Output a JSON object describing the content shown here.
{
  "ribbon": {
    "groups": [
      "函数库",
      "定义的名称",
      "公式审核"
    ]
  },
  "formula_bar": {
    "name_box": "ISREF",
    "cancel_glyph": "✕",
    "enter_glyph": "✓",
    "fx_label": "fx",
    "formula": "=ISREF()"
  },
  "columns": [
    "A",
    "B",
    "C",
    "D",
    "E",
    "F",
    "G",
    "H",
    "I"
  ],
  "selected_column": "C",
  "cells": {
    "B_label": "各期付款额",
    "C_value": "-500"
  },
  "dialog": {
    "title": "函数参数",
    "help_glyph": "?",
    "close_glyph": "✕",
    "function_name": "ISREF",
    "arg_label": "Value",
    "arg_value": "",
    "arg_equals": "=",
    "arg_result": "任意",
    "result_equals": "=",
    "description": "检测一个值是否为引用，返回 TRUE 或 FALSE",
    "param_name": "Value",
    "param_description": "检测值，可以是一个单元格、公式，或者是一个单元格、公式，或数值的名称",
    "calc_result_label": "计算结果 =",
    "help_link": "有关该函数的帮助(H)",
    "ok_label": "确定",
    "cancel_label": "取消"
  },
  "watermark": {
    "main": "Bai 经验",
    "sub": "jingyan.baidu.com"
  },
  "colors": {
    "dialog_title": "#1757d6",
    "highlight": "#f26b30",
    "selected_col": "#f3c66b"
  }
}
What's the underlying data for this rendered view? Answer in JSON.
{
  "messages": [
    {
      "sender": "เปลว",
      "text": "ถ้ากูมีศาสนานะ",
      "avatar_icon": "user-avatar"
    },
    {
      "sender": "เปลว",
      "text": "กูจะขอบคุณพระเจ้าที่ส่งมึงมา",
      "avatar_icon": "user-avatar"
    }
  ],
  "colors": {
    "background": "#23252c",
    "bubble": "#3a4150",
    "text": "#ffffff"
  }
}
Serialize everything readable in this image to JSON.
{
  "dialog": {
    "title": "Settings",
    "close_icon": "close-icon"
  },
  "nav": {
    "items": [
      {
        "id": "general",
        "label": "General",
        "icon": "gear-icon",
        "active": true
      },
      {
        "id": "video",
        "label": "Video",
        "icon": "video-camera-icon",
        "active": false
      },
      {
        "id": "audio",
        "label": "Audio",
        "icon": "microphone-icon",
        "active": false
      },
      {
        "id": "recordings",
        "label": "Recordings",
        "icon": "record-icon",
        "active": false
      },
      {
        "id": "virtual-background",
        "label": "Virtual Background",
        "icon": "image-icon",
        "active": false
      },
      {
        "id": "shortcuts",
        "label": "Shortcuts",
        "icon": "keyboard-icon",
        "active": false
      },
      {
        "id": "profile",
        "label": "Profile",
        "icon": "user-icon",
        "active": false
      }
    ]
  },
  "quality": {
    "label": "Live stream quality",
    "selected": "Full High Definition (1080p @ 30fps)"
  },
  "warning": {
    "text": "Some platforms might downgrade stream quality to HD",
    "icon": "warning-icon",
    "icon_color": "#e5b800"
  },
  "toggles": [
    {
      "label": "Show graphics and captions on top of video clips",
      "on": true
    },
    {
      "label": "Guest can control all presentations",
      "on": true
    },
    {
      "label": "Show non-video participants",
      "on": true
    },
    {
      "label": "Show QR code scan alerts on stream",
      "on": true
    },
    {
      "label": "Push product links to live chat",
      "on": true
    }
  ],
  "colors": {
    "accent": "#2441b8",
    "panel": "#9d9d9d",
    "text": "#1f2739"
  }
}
- - -
**WHAT IS EXPECTED:**
Transcribe all of the entries without altering anything.

**FULL RESPONSE:**
Output a JSON object describing the content shown here.
{
  "ribbon": {
    "groups": [
      "函数库",
      "定义的名称",
      "公式审核"
    ]
  },
  "formula_bar": {
    "name_box": "ISREF",
    "cancel_glyph": "✕",
    "enter_glyph": "✓",
    "fx_label": "fx",
    "formula": "=ISREF()"
  },
  "columns": [
    "A",
    "B",
    "C",
    "D",
    "E",
    "F",
    "G",
    "H",
    "I"
  ],
  "selected_column": "C",
  "cells": {
    "B_label": "各期付款额",
    "C_value": "-500"
  },
  "dialog": {
    "title": "函数参数",
    "help_glyph": "?",
    "close_glyph": "✕",
    "function_name": "ISREF",
    "arg_label": "Value",
    "arg_value": "",
    "arg_equals": "=",
    "arg_result": "任意",
    "result_equals": "=",
    "description": "检测一个值是否为引用，返回 TRUE 或 FALSE",
    "param_name": "Value",
    "param_description": "检测值，可以是一个单元格、公式，或者是一个单元格、公式，或数值的名称",
    "calc_result_label": "计算结果 =",
    "help_link": "有关该函数的帮助(H)",
    "ok_label": "确定",
    "cancel_label": "取消"
  },
  "watermark": {
    "main": "Bai 经验",
    "sub": "jingyan.baidu.com"
  },
  "colors": {
    "dialog_title": "#1757d6",
    "highlight": "#f26b30",
    "selected_col": "#f3c66b"
  }
}
What's the underlying data for this rendered view? Answer in JSON.
{
  "messages": [
    {
      "sender": "เปลว",
      "text": "ถ้ากูมีศาสนานะ",
      "avatar_icon": "user-avatar"
    },
    {
      "sender": "เปลว",
      "text": "กูจะขอบคุณพระเจ้าที่ส่งมึงมา",
      "avatar_icon": "user-avatar"
    }
  ],
  "colors": {
    "background": "#23252c",
    "bubble": "#3a4150",
    "text": "#ffffff"
  }
}
Serialize everything readable in this image to JSON.
{
  "dialog": {
    "title": "Settings",
    "close_icon": "close-icon"
  },
  "nav": {
    "items": [
      {
        "id": "general",
        "label": "General",
        "icon": "gear-icon",
        "active": true
      },
      {
        "id": "video",
        "label": "Video",
        "icon": "video-camera-icon",
        "active": false
      },
      {
        "id": "audio",
        "label": "Audio",
        "icon": "microphone-icon",
        "active": false
      },
      {
        "id": "recordings",
        "label": "Recordings",
        "icon": "record-icon",
        "active": false
      },
      {
        "id": "virtual-background",
        "label": "Virtual Background",
        "icon": "image-icon",
        "active": false
      },
      {
        "id": "shortcuts",
        "label": "Shortcuts",
        "icon": "keyboard-icon",
        "active": false
      },
      {
        "id": "profile",
        "label": "Profile",
        "icon": "user-icon",
        "active": false
      }
    ]
  },
  "quality": {
    "label": "Live stream quality",
    "selected": "Full High Definition (1080p @ 30fps)"
  },
  "warning": {
    "text": "Some platforms might downgrade stream quality to HD",
    "icon": "warning-icon",
    "icon_color": "#e5b800"
  },
  "toggles": [
    {
      "label": "Show graphics and captions on top of video clips",
      "on": true
    },
    {
      "label": "Guest can control all presentations",
      "on": true
    },
    {
      "label": "Show non-video participants",
      "on": true
    },
    {
      "label": "Show QR code scan alerts on stream",
      "on": true
    },
    {
      "label": "Push product links to live chat",
      "on": true
    }
  ],
  "colors": {
    "accent": "#2441b8",
    "panel": "#9d9d9d",
    "text": "#1f2739"
  }
}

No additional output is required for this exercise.